Task description
Below are entries. Pull out all lines containing "triangle".

Provided material
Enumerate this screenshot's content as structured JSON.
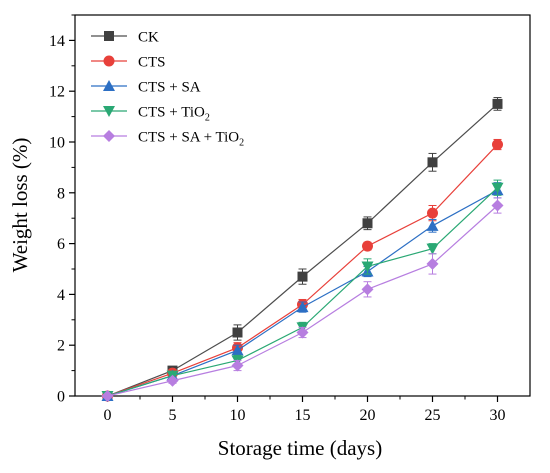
{
  "chart_data": {
    "type": "line",
    "xlabel": "Storage time (days)",
    "ylabel": "Weight loss (%)",
    "x": [
      0,
      5,
      10,
      15,
      20,
      25,
      30
    ],
    "xlim": [
      -2.5,
      32.5
    ],
    "ylim": [
      0,
      15
    ],
    "xticks": [
      0,
      5,
      10,
      15,
      20,
      25,
      30
    ],
    "yticks": [
      0,
      2,
      4,
      6,
      8,
      10,
      12,
      14
    ],
    "grid": false,
    "legend_position": "top-left",
    "series": [
      {
        "name": "CK",
        "name_sub": "",
        "name_tail": "",
        "color": "#404040",
        "line_color": "#4d4d4d",
        "marker": "square",
        "values": [
          0,
          1.0,
          2.5,
          4.7,
          6.8,
          9.2,
          11.5
        ],
        "errors": [
          0,
          0.15,
          0.3,
          0.3,
          0.25,
          0.35,
          0.25
        ]
      },
      {
        "name": "CTS",
        "name_sub": "",
        "name_tail": "",
        "color": "#e8403a",
        "line_color": "#e8403a",
        "marker": "circle",
        "values": [
          0,
          0.9,
          1.9,
          3.6,
          5.9,
          7.2,
          9.9
        ],
        "errors": [
          0,
          0.1,
          0.2,
          0.2,
          0.15,
          0.3,
          0.2
        ]
      },
      {
        "name": "CTS + SA",
        "name_sub": "",
        "name_tail": "",
        "color": "#2c6fc4",
        "line_color": "#2c6fc4",
        "marker": "triangle-up",
        "values": [
          0,
          0.8,
          1.8,
          3.5,
          4.9,
          6.7,
          8.1
        ],
        "errors": [
          0,
          0.1,
          0.2,
          0.2,
          0.2,
          0.25,
          0.3
        ]
      },
      {
        "name": "CTS + TiO",
        "name_sub": "2",
        "name_tail": "",
        "color": "#2aa874",
        "line_color": "#2aa874",
        "marker": "triangle-down",
        "values": [
          0,
          0.8,
          1.4,
          2.7,
          5.1,
          5.8,
          8.2
        ],
        "errors": [
          0,
          0.1,
          0.2,
          0.2,
          0.3,
          0.2,
          0.3
        ]
      },
      {
        "name": "CTS + SA + TiO",
        "name_sub": "2",
        "name_tail": "",
        "color": "#b77ee0",
        "line_color": "#b77ee0",
        "marker": "diamond",
        "values": [
          0,
          0.6,
          1.2,
          2.5,
          4.2,
          5.2,
          7.5
        ],
        "errors": [
          0,
          0.1,
          0.2,
          0.2,
          0.3,
          0.4,
          0.3
        ]
      }
    ]
  }
}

The response
        "marker": "triangle-up",
        "marker": "triangle-down",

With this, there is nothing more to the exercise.